(Items from a dataset)
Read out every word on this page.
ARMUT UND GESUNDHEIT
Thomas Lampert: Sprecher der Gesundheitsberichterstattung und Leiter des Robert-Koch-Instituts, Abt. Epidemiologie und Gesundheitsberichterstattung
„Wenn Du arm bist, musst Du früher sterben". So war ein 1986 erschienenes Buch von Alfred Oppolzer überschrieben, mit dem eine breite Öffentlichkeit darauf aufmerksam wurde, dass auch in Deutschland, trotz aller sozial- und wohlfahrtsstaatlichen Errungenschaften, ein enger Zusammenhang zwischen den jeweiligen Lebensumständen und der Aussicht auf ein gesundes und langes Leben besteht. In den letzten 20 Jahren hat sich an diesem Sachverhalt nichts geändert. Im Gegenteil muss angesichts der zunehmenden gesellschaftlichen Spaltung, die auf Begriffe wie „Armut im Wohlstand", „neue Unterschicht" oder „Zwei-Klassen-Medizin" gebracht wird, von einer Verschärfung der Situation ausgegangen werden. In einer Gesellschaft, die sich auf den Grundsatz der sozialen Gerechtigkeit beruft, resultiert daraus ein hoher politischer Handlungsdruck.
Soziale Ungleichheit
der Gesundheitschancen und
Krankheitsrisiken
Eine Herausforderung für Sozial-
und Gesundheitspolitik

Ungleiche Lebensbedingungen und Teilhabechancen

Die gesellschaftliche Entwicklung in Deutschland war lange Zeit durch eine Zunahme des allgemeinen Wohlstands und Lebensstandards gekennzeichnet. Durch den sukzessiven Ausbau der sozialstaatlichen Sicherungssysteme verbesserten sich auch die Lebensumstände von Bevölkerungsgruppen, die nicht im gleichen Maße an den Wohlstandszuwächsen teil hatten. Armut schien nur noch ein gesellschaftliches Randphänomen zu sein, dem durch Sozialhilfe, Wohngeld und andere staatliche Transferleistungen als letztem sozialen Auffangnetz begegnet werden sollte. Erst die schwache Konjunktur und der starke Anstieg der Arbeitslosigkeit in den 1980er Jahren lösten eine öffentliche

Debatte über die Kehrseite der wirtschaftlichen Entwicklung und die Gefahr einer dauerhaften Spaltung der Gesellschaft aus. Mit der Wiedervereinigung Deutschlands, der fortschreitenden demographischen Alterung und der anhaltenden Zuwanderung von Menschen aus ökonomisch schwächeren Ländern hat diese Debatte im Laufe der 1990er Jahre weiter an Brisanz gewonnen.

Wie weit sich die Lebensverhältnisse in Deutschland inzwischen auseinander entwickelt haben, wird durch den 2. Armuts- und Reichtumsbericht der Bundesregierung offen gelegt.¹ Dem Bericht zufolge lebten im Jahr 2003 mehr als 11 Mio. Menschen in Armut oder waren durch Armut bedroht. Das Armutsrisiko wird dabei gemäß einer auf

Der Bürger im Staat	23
---
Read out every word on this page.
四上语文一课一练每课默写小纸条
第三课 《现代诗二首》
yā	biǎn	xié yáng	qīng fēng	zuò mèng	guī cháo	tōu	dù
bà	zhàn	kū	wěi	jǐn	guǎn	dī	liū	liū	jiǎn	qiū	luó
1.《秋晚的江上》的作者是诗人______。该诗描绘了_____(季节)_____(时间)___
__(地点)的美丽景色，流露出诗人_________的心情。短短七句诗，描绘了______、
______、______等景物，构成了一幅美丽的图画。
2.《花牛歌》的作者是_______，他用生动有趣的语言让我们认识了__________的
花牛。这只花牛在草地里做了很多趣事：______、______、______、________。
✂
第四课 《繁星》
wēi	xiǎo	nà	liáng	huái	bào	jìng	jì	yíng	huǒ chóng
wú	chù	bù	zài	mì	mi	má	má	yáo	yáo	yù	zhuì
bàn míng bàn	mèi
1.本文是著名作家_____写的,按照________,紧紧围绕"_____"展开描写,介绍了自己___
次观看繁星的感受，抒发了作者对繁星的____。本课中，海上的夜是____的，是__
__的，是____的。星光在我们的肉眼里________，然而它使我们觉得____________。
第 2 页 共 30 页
--
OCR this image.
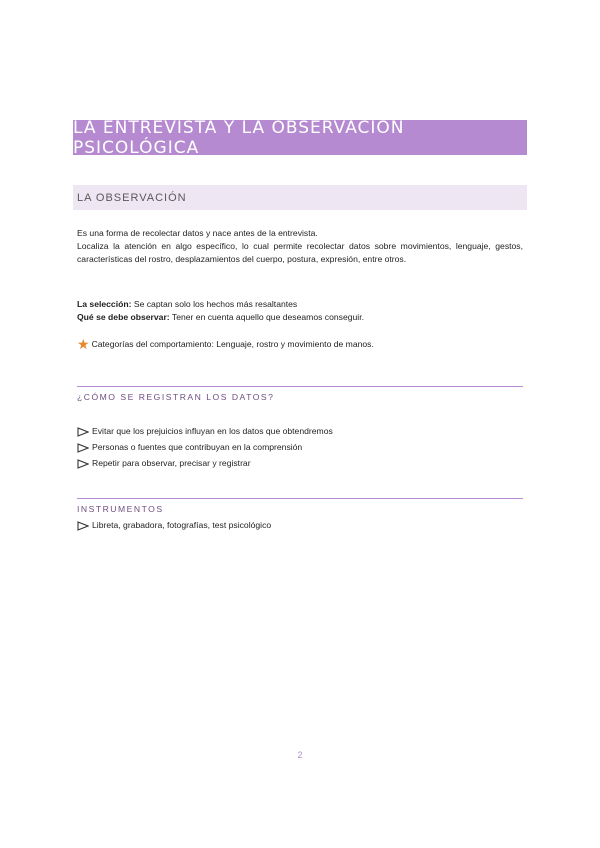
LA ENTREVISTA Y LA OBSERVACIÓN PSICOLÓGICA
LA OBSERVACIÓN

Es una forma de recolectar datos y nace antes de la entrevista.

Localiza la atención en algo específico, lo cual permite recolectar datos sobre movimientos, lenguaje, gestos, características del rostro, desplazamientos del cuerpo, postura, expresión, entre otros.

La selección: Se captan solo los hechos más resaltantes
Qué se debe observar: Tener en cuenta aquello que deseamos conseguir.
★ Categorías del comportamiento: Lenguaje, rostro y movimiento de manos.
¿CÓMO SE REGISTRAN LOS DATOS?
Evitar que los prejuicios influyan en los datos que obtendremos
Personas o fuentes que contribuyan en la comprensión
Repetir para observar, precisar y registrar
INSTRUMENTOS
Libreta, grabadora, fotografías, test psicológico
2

Request
Note how many lines in the material hold the word "sich", and give that number with nothing added.

Output of the task
3